(Annotaties van begrenzingskaders)
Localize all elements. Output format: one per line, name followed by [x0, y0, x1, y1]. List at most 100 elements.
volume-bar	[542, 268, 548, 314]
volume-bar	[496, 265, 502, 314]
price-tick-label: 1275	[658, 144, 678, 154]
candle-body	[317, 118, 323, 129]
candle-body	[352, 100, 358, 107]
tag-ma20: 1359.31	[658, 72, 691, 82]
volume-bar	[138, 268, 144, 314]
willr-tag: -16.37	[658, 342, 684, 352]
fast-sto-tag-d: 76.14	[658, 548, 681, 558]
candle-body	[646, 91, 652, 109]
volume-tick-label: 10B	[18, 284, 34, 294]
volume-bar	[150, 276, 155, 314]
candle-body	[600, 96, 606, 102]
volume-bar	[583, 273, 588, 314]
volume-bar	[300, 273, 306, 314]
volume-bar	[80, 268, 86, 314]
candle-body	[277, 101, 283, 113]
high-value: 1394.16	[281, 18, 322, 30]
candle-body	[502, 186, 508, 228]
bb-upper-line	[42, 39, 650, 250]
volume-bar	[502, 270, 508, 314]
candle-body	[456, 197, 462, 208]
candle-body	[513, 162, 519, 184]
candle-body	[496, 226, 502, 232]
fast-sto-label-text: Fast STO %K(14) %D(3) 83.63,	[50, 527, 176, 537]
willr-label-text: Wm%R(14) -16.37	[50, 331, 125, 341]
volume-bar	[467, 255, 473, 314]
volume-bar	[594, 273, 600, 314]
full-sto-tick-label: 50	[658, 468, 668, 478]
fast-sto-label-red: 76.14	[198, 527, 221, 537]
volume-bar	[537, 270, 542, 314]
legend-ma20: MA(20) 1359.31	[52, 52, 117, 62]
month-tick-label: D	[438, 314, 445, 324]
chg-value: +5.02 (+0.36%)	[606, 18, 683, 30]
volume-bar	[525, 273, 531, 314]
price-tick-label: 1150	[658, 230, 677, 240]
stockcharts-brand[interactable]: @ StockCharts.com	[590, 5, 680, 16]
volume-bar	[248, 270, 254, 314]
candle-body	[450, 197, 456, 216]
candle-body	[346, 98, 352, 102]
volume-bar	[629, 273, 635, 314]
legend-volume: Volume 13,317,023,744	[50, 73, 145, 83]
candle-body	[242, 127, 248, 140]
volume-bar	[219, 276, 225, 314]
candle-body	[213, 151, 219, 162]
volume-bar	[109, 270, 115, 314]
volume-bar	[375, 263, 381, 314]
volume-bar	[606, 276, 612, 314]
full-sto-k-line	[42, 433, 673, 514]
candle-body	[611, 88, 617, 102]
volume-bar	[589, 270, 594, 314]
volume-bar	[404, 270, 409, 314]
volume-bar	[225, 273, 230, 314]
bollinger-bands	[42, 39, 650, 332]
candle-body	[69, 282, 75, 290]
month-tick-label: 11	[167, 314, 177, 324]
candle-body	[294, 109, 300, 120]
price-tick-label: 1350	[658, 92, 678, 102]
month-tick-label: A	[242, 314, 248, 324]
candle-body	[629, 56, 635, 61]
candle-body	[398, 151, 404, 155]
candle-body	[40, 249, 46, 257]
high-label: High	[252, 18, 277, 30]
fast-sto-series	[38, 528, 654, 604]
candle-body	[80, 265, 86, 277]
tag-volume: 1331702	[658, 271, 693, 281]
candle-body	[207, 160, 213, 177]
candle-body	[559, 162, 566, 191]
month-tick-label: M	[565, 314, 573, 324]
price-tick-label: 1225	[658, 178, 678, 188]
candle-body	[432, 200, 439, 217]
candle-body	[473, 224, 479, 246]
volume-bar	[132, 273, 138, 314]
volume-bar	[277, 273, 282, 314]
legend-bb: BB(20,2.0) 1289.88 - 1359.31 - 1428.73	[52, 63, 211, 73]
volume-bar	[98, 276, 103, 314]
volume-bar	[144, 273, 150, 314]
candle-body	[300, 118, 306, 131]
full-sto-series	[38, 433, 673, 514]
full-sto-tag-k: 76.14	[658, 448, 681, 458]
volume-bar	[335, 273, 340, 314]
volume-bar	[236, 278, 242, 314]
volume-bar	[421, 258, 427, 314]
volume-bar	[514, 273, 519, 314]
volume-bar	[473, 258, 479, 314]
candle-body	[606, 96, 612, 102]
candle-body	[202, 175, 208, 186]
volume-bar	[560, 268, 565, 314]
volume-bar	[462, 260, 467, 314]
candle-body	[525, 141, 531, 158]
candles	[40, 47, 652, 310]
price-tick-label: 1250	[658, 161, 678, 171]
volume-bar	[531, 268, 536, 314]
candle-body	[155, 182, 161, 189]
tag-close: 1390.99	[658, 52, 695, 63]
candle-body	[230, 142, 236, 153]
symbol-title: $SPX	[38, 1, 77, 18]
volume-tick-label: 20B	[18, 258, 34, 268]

Instructies en vereisten: Haal uit alle vermeldingen elke regel en geef deze woord voor woord ongewijzigd weer.

Antwoord op opdracht:
Localize all elements. Output format: one per line, name followed by [x0, y0, x1, y1]. List at most 100 elements.
volume-bar	[542, 268, 548, 314]
volume-bar	[496, 265, 502, 314]
price-tick-label: 1275	[658, 144, 678, 154]
candle-body	[317, 118, 323, 129]
candle-body	[352, 100, 358, 107]
tag-ma20: 1359.31	[658, 72, 691, 82]
volume-bar	[138, 268, 144, 314]
willr-tag: -16.37	[658, 342, 684, 352]
fast-sto-tag-d: 76.14	[658, 548, 681, 558]
candle-body	[646, 91, 652, 109]
volume-tick-label: 10B	[18, 284, 34, 294]
volume-bar	[150, 276, 155, 314]
candle-body	[600, 96, 606, 102]
volume-bar	[583, 273, 588, 314]
volume-bar	[300, 273, 306, 314]
volume-bar	[80, 268, 86, 314]
candle-body	[277, 101, 283, 113]
high-value: 1394.16	[281, 18, 322, 30]
candle-body	[502, 186, 508, 228]
bb-upper-line	[42, 39, 650, 250]
volume-bar	[502, 270, 508, 314]
candle-body	[456, 197, 462, 208]
candle-body	[513, 162, 519, 184]
candle-body	[496, 226, 502, 232]
fast-sto-label-text: Fast STO %K(14) %D(3) 83.63,	[50, 527, 176, 537]
willr-label-text: Wm%R(14) -16.37	[50, 331, 125, 341]
volume-bar	[467, 255, 473, 314]
volume-bar	[594, 273, 600, 314]
full-sto-tick-label: 50	[658, 468, 668, 478]
fast-sto-label-red: 76.14	[198, 527, 221, 537]
volume-bar	[537, 270, 542, 314]
legend-ma20: MA(20) 1359.31	[52, 52, 117, 62]
month-tick-label: D	[438, 314, 445, 324]
chg-value: +5.02 (+0.36%)	[606, 18, 683, 30]
volume-bar	[525, 273, 531, 314]
price-tick-label: 1150	[658, 230, 677, 240]
stockcharts-brand[interactable]: @ StockCharts.com	[590, 5, 680, 16]
volume-bar	[248, 270, 254, 314]
candle-body	[450, 197, 456, 216]
candle-body	[346, 98, 352, 102]
volume-bar	[629, 273, 635, 314]
legend-volume: Volume 13,317,023,744	[50, 73, 145, 83]
candle-body	[242, 127, 248, 140]
volume-bar	[219, 276, 225, 314]
candle-body	[213, 151, 219, 162]
volume-bar	[109, 270, 115, 314]
volume-bar	[375, 263, 381, 314]
volume-bar	[606, 276, 612, 314]
full-sto-k-line	[42, 433, 673, 514]
candle-body	[611, 88, 617, 102]
volume-bar	[589, 270, 594, 314]
volume-bar	[404, 270, 409, 314]
volume-bar	[225, 273, 230, 314]
bollinger-bands	[42, 39, 650, 332]
candle-body	[69, 282, 75, 290]
month-tick-label: 11	[167, 314, 177, 324]
candle-body	[294, 109, 300, 120]
price-tick-label: 1350	[658, 92, 678, 102]
month-tick-label: A	[242, 314, 248, 324]
candle-body	[629, 56, 635, 61]
candle-body	[398, 151, 404, 155]
candle-body	[40, 249, 46, 257]
high-label: High	[252, 18, 277, 30]
fast-sto-series	[38, 528, 654, 604]
candle-body	[80, 265, 86, 277]
tag-volume: 1331702	[658, 271, 693, 281]
candle-body	[207, 160, 213, 177]
candle-body	[559, 162, 566, 191]
month-tick-label: M	[565, 314, 573, 324]
price-tick-label: 1225	[658, 178, 678, 188]
candle-body	[432, 200, 439, 217]
candle-body	[473, 224, 479, 246]
volume-bar	[132, 273, 138, 314]
volume-bar	[277, 273, 282, 314]
legend-bb: BB(20,2.0) 1289.88 - 1359.31 - 1428.73	[52, 63, 211, 73]
volume-bar	[98, 276, 103, 314]
volume-bar	[144, 273, 150, 314]
candle-body	[300, 118, 306, 131]
full-sto-series	[38, 433, 673, 514]
full-sto-tag-k: 76.14	[658, 448, 681, 458]
volume-bar	[335, 273, 340, 314]
volume-bar	[236, 278, 242, 314]
volume-bar	[421, 258, 427, 314]
volume-bar	[514, 273, 519, 314]
volume-bar	[473, 258, 479, 314]
candle-body	[606, 96, 612, 102]
candle-body	[202, 175, 208, 186]
volume-bar	[560, 268, 565, 314]
volume-bar	[462, 260, 467, 314]
candle-body	[525, 141, 531, 158]
candles	[40, 47, 652, 310]
price-tick-label: 1250	[658, 161, 678, 171]
volume-bar	[531, 268, 536, 314]
candle-body	[155, 182, 161, 189]
tag-close: 1390.99	[658, 52, 695, 63]
candle-body	[230, 142, 236, 153]
symbol-title: $SPX	[38, 1, 77, 18]
volume-tick-label: 20B	[18, 258, 34, 268]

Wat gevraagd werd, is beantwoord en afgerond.